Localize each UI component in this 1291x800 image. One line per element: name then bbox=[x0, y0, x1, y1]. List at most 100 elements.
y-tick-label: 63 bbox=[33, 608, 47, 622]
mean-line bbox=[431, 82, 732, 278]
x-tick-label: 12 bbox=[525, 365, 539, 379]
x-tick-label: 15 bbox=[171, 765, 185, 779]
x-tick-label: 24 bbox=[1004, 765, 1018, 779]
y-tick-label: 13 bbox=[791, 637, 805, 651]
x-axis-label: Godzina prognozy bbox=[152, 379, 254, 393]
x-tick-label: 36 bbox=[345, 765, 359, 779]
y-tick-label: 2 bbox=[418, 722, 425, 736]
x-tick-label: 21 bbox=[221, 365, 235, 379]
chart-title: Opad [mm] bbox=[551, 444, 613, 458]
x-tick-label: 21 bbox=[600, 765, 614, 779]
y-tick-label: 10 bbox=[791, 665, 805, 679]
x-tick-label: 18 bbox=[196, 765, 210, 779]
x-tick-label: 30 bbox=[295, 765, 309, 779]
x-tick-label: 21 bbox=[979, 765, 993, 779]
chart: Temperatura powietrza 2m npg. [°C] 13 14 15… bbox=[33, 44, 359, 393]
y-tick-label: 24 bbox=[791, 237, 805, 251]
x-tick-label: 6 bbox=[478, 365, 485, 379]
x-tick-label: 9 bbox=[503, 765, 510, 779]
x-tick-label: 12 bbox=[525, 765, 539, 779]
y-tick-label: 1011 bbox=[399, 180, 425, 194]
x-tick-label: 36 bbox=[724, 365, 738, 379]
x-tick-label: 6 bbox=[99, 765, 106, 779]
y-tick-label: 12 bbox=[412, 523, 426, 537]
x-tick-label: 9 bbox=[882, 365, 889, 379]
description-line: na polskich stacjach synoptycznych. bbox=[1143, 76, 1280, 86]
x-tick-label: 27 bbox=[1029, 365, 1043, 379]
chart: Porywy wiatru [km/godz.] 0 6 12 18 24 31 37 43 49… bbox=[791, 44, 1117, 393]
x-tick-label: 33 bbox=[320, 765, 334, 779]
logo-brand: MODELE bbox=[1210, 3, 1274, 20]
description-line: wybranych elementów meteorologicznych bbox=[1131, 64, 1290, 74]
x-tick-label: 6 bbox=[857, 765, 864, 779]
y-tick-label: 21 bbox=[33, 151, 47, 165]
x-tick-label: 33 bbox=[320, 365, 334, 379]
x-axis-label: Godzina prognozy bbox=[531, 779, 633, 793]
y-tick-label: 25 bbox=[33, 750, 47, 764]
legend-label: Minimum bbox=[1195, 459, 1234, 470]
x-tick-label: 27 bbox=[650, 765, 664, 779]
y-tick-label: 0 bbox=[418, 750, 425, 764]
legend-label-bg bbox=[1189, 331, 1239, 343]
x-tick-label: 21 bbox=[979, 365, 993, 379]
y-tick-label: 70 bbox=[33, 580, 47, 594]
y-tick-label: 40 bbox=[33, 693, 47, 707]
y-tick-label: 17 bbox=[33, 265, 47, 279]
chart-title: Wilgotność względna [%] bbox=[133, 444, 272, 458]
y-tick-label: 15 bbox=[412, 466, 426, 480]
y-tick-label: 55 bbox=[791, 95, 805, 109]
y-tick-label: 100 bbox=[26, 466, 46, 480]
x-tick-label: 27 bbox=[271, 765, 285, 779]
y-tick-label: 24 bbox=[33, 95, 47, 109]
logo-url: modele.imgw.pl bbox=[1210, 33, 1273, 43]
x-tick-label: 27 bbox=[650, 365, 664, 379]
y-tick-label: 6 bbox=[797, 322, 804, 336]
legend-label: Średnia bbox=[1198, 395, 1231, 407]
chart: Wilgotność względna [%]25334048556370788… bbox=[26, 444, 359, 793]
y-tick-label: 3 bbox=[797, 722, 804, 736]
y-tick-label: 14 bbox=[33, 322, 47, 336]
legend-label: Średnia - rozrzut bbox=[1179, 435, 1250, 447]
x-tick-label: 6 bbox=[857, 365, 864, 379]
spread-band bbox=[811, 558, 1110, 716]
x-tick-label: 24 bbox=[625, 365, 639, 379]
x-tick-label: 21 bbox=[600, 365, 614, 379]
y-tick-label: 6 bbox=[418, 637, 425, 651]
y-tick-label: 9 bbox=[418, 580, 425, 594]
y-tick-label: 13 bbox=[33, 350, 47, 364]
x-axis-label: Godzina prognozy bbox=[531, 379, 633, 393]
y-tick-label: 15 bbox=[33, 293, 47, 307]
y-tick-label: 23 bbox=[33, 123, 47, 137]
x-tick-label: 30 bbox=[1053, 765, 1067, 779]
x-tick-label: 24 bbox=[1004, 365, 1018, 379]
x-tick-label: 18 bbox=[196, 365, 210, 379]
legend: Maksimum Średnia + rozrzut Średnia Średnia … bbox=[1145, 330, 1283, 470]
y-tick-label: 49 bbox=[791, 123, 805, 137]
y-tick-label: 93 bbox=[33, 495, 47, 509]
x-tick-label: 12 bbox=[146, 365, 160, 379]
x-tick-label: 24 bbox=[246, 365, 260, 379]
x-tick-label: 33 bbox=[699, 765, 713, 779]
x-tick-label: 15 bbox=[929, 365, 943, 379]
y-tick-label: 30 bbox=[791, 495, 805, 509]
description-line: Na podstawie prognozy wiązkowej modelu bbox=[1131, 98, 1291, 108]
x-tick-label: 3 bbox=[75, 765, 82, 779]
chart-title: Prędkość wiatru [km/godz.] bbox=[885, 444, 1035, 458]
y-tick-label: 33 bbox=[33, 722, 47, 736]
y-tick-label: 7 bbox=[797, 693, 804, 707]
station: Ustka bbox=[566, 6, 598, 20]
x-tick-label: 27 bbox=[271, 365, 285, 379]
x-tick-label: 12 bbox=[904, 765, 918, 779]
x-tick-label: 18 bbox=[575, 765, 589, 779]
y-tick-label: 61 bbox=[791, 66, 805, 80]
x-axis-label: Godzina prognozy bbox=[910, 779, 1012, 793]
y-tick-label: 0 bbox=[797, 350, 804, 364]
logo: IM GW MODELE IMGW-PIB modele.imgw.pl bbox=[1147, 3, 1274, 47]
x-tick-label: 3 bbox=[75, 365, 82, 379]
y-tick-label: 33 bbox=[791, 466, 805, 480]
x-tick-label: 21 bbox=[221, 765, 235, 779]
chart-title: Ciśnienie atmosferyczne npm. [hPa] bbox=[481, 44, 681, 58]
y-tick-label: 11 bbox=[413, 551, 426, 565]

▶ [WRITTEN EXERCISE]:
Copy every entry above line for line, changing nothing.

▶ [TASK SOLUTION]:
Localize each UI component in this 1291x800 image. One line per element: name then bbox=[x0, y0, x1, y1]. List at most 100 elements.
y-tick-label: 63 bbox=[33, 608, 47, 622]
mean-line bbox=[431, 82, 732, 278]
x-tick-label: 12 bbox=[525, 365, 539, 379]
x-tick-label: 15 bbox=[171, 765, 185, 779]
x-tick-label: 24 bbox=[1004, 765, 1018, 779]
y-tick-label: 13 bbox=[791, 637, 805, 651]
x-axis-label: Godzina prognozy bbox=[152, 379, 254, 393]
x-tick-label: 36 bbox=[345, 765, 359, 779]
y-tick-label: 2 bbox=[418, 722, 425, 736]
x-tick-label: 21 bbox=[221, 365, 235, 379]
chart-title: Opad [mm] bbox=[551, 444, 613, 458]
x-tick-label: 21 bbox=[600, 765, 614, 779]
y-tick-label: 10 bbox=[791, 665, 805, 679]
x-tick-label: 18 bbox=[196, 765, 210, 779]
x-tick-label: 30 bbox=[295, 765, 309, 779]
x-tick-label: 21 bbox=[979, 765, 993, 779]
chart: Temperatura powietrza 2m npg. [°C] 13 14 15… bbox=[33, 44, 359, 393]
y-tick-label: 24 bbox=[791, 237, 805, 251]
x-tick-label: 6 bbox=[478, 365, 485, 379]
x-tick-label: 9 bbox=[503, 765, 510, 779]
x-tick-label: 12 bbox=[525, 765, 539, 779]
y-tick-label: 1011 bbox=[399, 180, 425, 194]
x-tick-label: 36 bbox=[724, 365, 738, 379]
x-tick-label: 6 bbox=[99, 765, 106, 779]
y-tick-label: 12 bbox=[412, 523, 426, 537]
x-tick-label: 9 bbox=[882, 365, 889, 379]
description-line: na polskich stacjach synoptycznych. bbox=[1143, 76, 1280, 86]
x-tick-label: 27 bbox=[1029, 365, 1043, 379]
chart: Porywy wiatru [km/godz.] 0 6 12 18 24 31 37 43 49… bbox=[791, 44, 1117, 393]
x-tick-label: 33 bbox=[320, 765, 334, 779]
logo-brand: MODELE bbox=[1210, 3, 1274, 20]
description-line: wybranych elementów meteorologicznych bbox=[1131, 64, 1290, 74]
x-tick-label: 6 bbox=[857, 765, 864, 779]
y-tick-label: 21 bbox=[33, 151, 47, 165]
x-tick-label: 33 bbox=[320, 365, 334, 379]
x-axis-label: Godzina prognozy bbox=[531, 779, 633, 793]
y-tick-label: 25 bbox=[33, 750, 47, 764]
legend-label: Minimum bbox=[1195, 459, 1234, 470]
x-tick-label: 27 bbox=[650, 765, 664, 779]
y-tick-label: 0 bbox=[418, 750, 425, 764]
legend-label-bg bbox=[1189, 331, 1239, 343]
x-tick-label: 21 bbox=[979, 365, 993, 379]
y-tick-label: 70 bbox=[33, 580, 47, 594]
y-tick-label: 40 bbox=[33, 693, 47, 707]
y-tick-label: 17 bbox=[33, 265, 47, 279]
chart-title: Wilgotność względna [%] bbox=[133, 444, 272, 458]
y-tick-label: 15 bbox=[412, 466, 426, 480]
y-tick-label: 55 bbox=[791, 95, 805, 109]
y-tick-label: 100 bbox=[26, 466, 46, 480]
x-tick-label: 27 bbox=[271, 765, 285, 779]
y-tick-label: 24 bbox=[33, 95, 47, 109]
logo-url: modele.imgw.pl bbox=[1210, 33, 1273, 43]
x-tick-label: 27 bbox=[650, 365, 664, 379]
y-tick-label: 6 bbox=[797, 322, 804, 336]
legend-label: Średnia bbox=[1198, 395, 1231, 407]
chart: Wilgotność względna [%]25334048556370788… bbox=[26, 444, 359, 793]
y-tick-label: 3 bbox=[797, 722, 804, 736]
y-tick-label: 14 bbox=[33, 322, 47, 336]
legend-label: Średnia - rozrzut bbox=[1179, 435, 1250, 447]
x-tick-label: 6 bbox=[857, 365, 864, 379]
spread-band bbox=[811, 558, 1110, 716]
x-tick-label: 24 bbox=[625, 365, 639, 379]
x-tick-label: 21 bbox=[600, 365, 614, 379]
y-tick-label: 6 bbox=[418, 637, 425, 651]
y-tick-label: 9 bbox=[418, 580, 425, 594]
y-tick-label: 13 bbox=[33, 350, 47, 364]
x-axis-label: Godzina prognozy bbox=[531, 379, 633, 393]
y-tick-label: 15 bbox=[33, 293, 47, 307]
y-tick-label: 23 bbox=[33, 123, 47, 137]
x-tick-label: 30 bbox=[1053, 765, 1067, 779]
x-tick-label: 24 bbox=[1004, 365, 1018, 379]
x-tick-label: 18 bbox=[196, 365, 210, 379]
legend: Maksimum Średnia + rozrzut Średnia Średnia … bbox=[1145, 330, 1283, 470]
y-tick-label: 49 bbox=[791, 123, 805, 137]
y-tick-label: 93 bbox=[33, 495, 47, 509]
x-tick-label: 12 bbox=[146, 365, 160, 379]
x-tick-label: 24 bbox=[246, 365, 260, 379]
x-tick-label: 33 bbox=[699, 765, 713, 779]
x-tick-label: 15 bbox=[929, 365, 943, 379]
y-tick-label: 30 bbox=[791, 495, 805, 509]
description-line: Na podstawie prognozy wiązkowej modelu bbox=[1131, 98, 1291, 108]
x-tick-label: 3 bbox=[75, 765, 82, 779]
chart-title: Prędkość wiatru [km/godz.] bbox=[885, 444, 1035, 458]
y-tick-label: 33 bbox=[33, 722, 47, 736]
y-tick-label: 7 bbox=[797, 693, 804, 707]
station: Ustka bbox=[566, 6, 598, 20]
x-tick-label: 27 bbox=[271, 365, 285, 379]
x-tick-label: 12 bbox=[904, 765, 918, 779]
x-tick-label: 18 bbox=[575, 765, 589, 779]
y-tick-label: 61 bbox=[791, 66, 805, 80]
x-axis-label: Godzina prognozy bbox=[910, 779, 1012, 793]
y-tick-label: 0 bbox=[797, 350, 804, 364]
logo: IM GW MODELE IMGW-PIB modele.imgw.pl bbox=[1147, 3, 1274, 47]
x-tick-label: 3 bbox=[75, 365, 82, 379]
y-tick-label: 33 bbox=[791, 466, 805, 480]
x-tick-label: 21 bbox=[221, 765, 235, 779]
chart-title: Ciśnienie atmosferyczne npm. [hPa] bbox=[481, 44, 681, 58]
y-tick-label: 11 bbox=[413, 551, 426, 565]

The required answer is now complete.